Work required — Copy the data precisely, keeping every character.

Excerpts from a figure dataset
##############################
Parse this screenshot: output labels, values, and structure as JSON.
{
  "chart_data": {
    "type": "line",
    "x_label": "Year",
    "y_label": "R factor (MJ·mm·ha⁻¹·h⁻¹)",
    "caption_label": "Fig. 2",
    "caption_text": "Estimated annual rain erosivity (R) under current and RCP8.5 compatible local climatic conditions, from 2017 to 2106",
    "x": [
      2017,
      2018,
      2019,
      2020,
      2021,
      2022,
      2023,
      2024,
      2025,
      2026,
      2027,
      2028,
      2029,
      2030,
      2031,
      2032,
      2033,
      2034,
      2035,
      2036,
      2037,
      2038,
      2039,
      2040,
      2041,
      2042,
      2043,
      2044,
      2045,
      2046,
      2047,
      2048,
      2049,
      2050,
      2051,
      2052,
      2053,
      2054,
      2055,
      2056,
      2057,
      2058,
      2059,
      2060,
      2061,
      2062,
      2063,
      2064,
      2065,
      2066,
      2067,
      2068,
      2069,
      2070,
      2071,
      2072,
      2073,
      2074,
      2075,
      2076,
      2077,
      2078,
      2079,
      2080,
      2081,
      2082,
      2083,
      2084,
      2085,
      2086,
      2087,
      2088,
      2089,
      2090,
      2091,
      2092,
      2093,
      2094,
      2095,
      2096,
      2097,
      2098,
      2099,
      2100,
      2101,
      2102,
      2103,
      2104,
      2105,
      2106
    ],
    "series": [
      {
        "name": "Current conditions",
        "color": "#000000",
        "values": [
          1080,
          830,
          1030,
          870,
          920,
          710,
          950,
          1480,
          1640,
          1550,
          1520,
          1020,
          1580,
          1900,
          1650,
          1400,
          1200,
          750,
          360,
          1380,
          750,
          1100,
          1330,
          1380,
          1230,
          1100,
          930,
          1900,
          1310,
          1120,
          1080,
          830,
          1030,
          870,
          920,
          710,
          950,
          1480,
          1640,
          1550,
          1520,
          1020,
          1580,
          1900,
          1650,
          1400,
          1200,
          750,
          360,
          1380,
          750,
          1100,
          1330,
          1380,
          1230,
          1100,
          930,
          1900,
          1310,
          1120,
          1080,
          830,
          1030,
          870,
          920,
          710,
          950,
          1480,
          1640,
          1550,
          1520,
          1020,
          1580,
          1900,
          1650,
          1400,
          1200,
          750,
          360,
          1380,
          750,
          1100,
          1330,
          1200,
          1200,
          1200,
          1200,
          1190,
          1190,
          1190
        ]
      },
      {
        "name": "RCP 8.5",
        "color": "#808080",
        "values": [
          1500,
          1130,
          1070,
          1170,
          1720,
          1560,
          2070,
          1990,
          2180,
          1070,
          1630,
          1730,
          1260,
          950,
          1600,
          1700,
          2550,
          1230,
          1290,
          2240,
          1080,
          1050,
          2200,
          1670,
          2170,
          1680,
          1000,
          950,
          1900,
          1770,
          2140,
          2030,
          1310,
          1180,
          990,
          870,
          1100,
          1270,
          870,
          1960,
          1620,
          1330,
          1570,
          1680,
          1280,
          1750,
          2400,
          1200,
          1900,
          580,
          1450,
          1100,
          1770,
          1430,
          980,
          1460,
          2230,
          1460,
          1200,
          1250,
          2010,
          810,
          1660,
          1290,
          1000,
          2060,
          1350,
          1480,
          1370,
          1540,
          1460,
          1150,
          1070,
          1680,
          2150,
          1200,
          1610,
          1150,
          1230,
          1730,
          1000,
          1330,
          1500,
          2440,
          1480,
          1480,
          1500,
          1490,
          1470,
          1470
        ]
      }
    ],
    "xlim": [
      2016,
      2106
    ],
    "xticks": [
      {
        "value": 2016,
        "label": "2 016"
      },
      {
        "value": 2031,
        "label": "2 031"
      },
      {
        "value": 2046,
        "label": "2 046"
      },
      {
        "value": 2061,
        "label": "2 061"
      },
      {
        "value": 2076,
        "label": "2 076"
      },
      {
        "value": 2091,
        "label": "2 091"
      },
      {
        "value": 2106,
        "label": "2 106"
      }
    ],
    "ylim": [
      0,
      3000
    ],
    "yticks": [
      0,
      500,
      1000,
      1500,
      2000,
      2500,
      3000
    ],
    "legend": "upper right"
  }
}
##############################
Result below —
Parse this screenshot: output labels, values, and structure as JSON.
{
  "chart_data": {
    "type": "line",
    "x_label": "Year",
    "y_label": "R factor (MJ·mm·ha⁻¹·h⁻¹)",
    "caption_label": "Fig. 2",
    "caption_text": "Estimated annual rain erosivity (R) under current and RCP8.5 compatible local climatic conditions, from 2017 to 2106",
    "x": [
      2017,
      2018,
      2019,
      2020,
      2021,
      2022,
      2023,
      2024,
      2025,
      2026,
      2027,
      2028,
      2029,
      2030,
      2031,
      2032,
      2033,
      2034,
      2035,
      2036,
      2037,
      2038,
      2039,
      2040,
      2041,
      2042,
      2043,
      2044,
      2045,
      2046,
      2047,
      2048,
      2049,
      2050,
      2051,
      2052,
      2053,
      2054,
      2055,
      2056,
      2057,
      2058,
      2059,
      2060,
      2061,
      2062,
      2063,
      2064,
      2065,
      2066,
      2067,
      2068,
      2069,
      2070,
      2071,
      2072,
      2073,
      2074,
      2075,
      2076,
      2077,
      2078,
      2079,
      2080,
      2081,
      2082,
      2083,
      2084,
      2085,
      2086,
      2087,
      2088,
      2089,
      2090,
      2091,
      2092,
      2093,
      2094,
      2095,
      2096,
      2097,
      2098,
      2099,
      2100,
      2101,
      2102,
      2103,
      2104,
      2105,
      2106
    ],
    "series": [
      {
        "name": "Current conditions",
        "color": "#000000",
        "values": [
          1080,
          830,
          1030,
          870,
          920,
          710,
          950,
          1480,
          1640,
          1550,
          1520,
          1020,
          1580,
          1900,
          1650,
          1400,
          1200,
          750,
          360,
          1380,
          750,
          1100,
          1330,
          1380,
          1230,
          1100,
          930,
          1900,
          1310,
          1120,
          1080,
          830,
          1030,
          870,
          920,
          710,
          950,
          1480,
          1640,
          1550,
          1520,
          1020,
          1580,
          1900,
          1650,
          1400,
          1200,
          750,
          360,
          1380,
          750,
          1100,
          1330,
          1380,
          1230,
          1100,
          930,
          1900,
          1310,
          1120,
          1080,
          830,
          1030,
          870,
          920,
          710,
          950,
          1480,
          1640,
          1550,
          1520,
          1020,
          1580,
          1900,
          1650,
          1400,
          1200,
          750,
          360,
          1380,
          750,
          1100,
          1330,
          1200,
          1200,
          1200,
          1200,
          1190,
          1190,
          1190
        ]
      },
      {
        "name": "RCP 8.5",
        "color": "#808080",
        "values": [
          1500,
          1130,
          1070,
          1170,
          1720,
          1560,
          2070,
          1990,
          2180,
          1070,
          1630,
          1730,
          1260,
          950,
          1600,
          1700,
          2550,
          1230,
          1290,
          2240,
          1080,
          1050,
          2200,
          1670,
          2170,
          1680,
          1000,
          950,
          1900,
          1770,
          2140,
          2030,
          1310,
          1180,
          990,
          870,
          1100,
          1270,
          870,
          1960,
          1620,
          1330,
          1570,
          1680,
          1280,
          1750,
          2400,
          1200,
          1900,
          580,
          1450,
          1100,
          1770,
          1430,
          980,
          1460,
          2230,
          1460,
          1200,
          1250,
          2010,
          810,
          1660,
          1290,
          1000,
          2060,
          1350,
          1480,
          1370,
          1540,
          1460,
          1150,
          1070,
          1680,
          2150,
          1200,
          1610,
          1150,
          1230,
          1730,
          1000,
          1330,
          1500,
          2440,
          1480,
          1480,
          1500,
          1490,
          1470,
          1470
        ]
      }
    ],
    "xlim": [
      2016,
      2106
    ],
    "xticks": [
      {
        "value": 2016,
        "label": "2 016"
      },
      {
        "value": 2031,
        "label": "2 031"
      },
      {
        "value": 2046,
        "label": "2 046"
      },
      {
        "value": 2061,
        "label": "2 061"
      },
      {
        "value": 2076,
        "label": "2 076"
      },
      {
        "value": 2091,
        "label": "2 091"
      },
      {
        "value": 2106,
        "label": "2 106"
      }
    ],
    "ylim": [
      0,
      3000
    ],
    "yticks": [
      0,
      500,
      1000,
      1500,
      2000,
      2500,
      3000
    ],
    "legend": "upper right"
  }
}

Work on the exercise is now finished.